* _What is being asked_
Rewrite the lines of each item as a numbered list, skipping any blank lines. Leave the pictures out of your answer.

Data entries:
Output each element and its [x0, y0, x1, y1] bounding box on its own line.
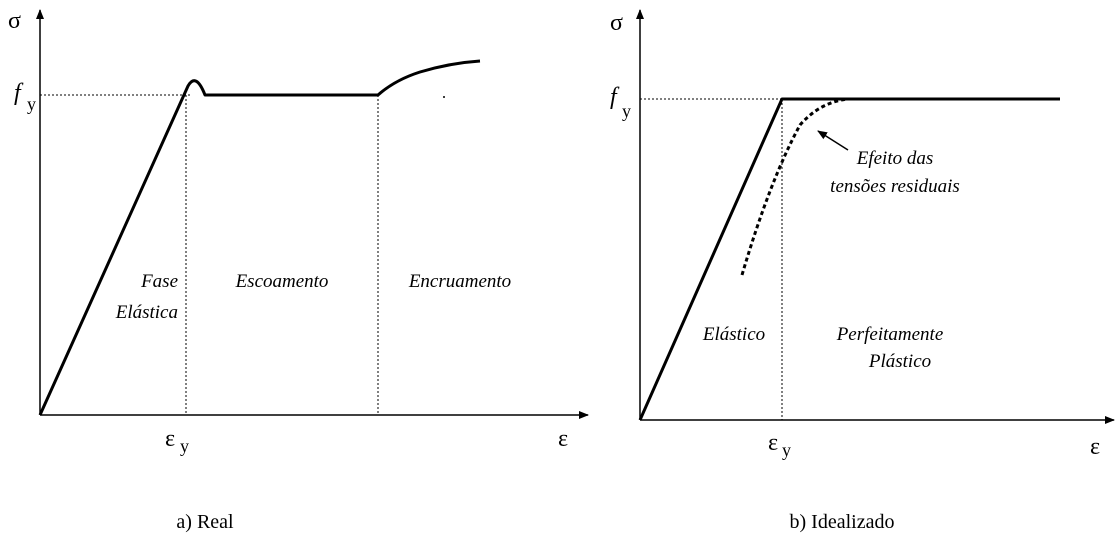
panel-idealized: σ f y ε y ε Efeito das tensões residuais…	[610, 9, 1115, 533]
ey-label: ε	[165, 426, 175, 452]
fy-label: f	[14, 80, 24, 106]
annotation-arrow	[817, 130, 849, 151]
region-label: Perfeitamente	[836, 324, 944, 345]
axis-x-label: ε	[558, 426, 568, 452]
residual-curve	[740, 97, 849, 276]
region-label: Plástico	[868, 351, 931, 372]
ey-sub: y	[782, 440, 791, 460]
fy-sub: y	[622, 101, 631, 121]
region-label: Elástico	[702, 324, 765, 345]
caption: b) Idealizado	[790, 511, 895, 533]
axis-x-label: ε	[1090, 434, 1100, 460]
region-label: Encruamento	[408, 271, 511, 292]
region-label: Escoamento	[235, 271, 329, 292]
fy-label: f	[610, 84, 620, 110]
idealized-curve	[638, 97, 1060, 421]
stress-strain-curve	[38, 59, 481, 416]
dot	[443, 96, 445, 98]
panel-real: σ f y ε y ε Fase Elástica Escoamento Enc…	[8, 8, 589, 533]
annotation: Efeito das	[856, 148, 934, 169]
region-label: Fase	[140, 271, 178, 292]
ey-label: ε	[768, 430, 778, 456]
axis-y-label: σ	[8, 8, 21, 34]
axis-y-label: σ	[610, 10, 623, 36]
fy-sub: y	[27, 94, 36, 114]
region-label: Elástica	[115, 302, 178, 323]
annotation: tensões residuais	[830, 176, 960, 197]
caption: a) Real	[176, 511, 234, 533]
ey-sub: y	[180, 436, 189, 456]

* _Response to this exercise_
1. Output each element and its [x0, y0, x1, y1] bounding box on its own line.
2. panel-idealized: σ f y ε y ε Efeito das tensões residuais…	[610, 9, 1115, 533]
3. ey-label: ε	[165, 426, 175, 452]
4. fy-label: f	[14, 80, 24, 106]
5. annotation-arrow	[817, 130, 849, 151]
6. region-label: Perfeitamente	[836, 324, 944, 345]
7. axis-x-label: ε	[558, 426, 568, 452]
8. residual-curve	[740, 97, 849, 276]
9. region-label: Plástico	[868, 351, 931, 372]
10. ey-sub: y	[782, 440, 791, 460]
11. fy-sub: y	[622, 101, 631, 121]
12. region-label: Elástico	[702, 324, 765, 345]
13. caption: b) Idealizado	[790, 511, 895, 533]
14. axis-x-label: ε	[1090, 434, 1100, 460]
15. region-label: Encruamento	[408, 271, 511, 292]
16. region-label: Escoamento	[235, 271, 329, 292]
17. fy-label: f	[610, 84, 620, 110]
18. idealized-curve	[638, 97, 1060, 421]
19. stress-strain-curve	[38, 59, 481, 416]
20. dot	[443, 96, 445, 98]
21. panel-real: σ f y ε y ε Fase Elástica Escoamento Enc…	[8, 8, 589, 533]
22. annotation: Efeito das	[856, 148, 934, 169]
23. region-label: Fase	[140, 271, 178, 292]
24. ey-label: ε	[768, 430, 778, 456]
25. axis-y-label: σ	[8, 8, 21, 34]
26. axis-y-label: σ	[610, 10, 623, 36]
27. fy-sub: y	[27, 94, 36, 114]
28. region-label: Elástica	[115, 302, 178, 323]
29. annotation: tensões residuais	[830, 176, 960, 197]
30. caption: a) Real	[176, 511, 234, 533]
31. ey-sub: y	[180, 436, 189, 456]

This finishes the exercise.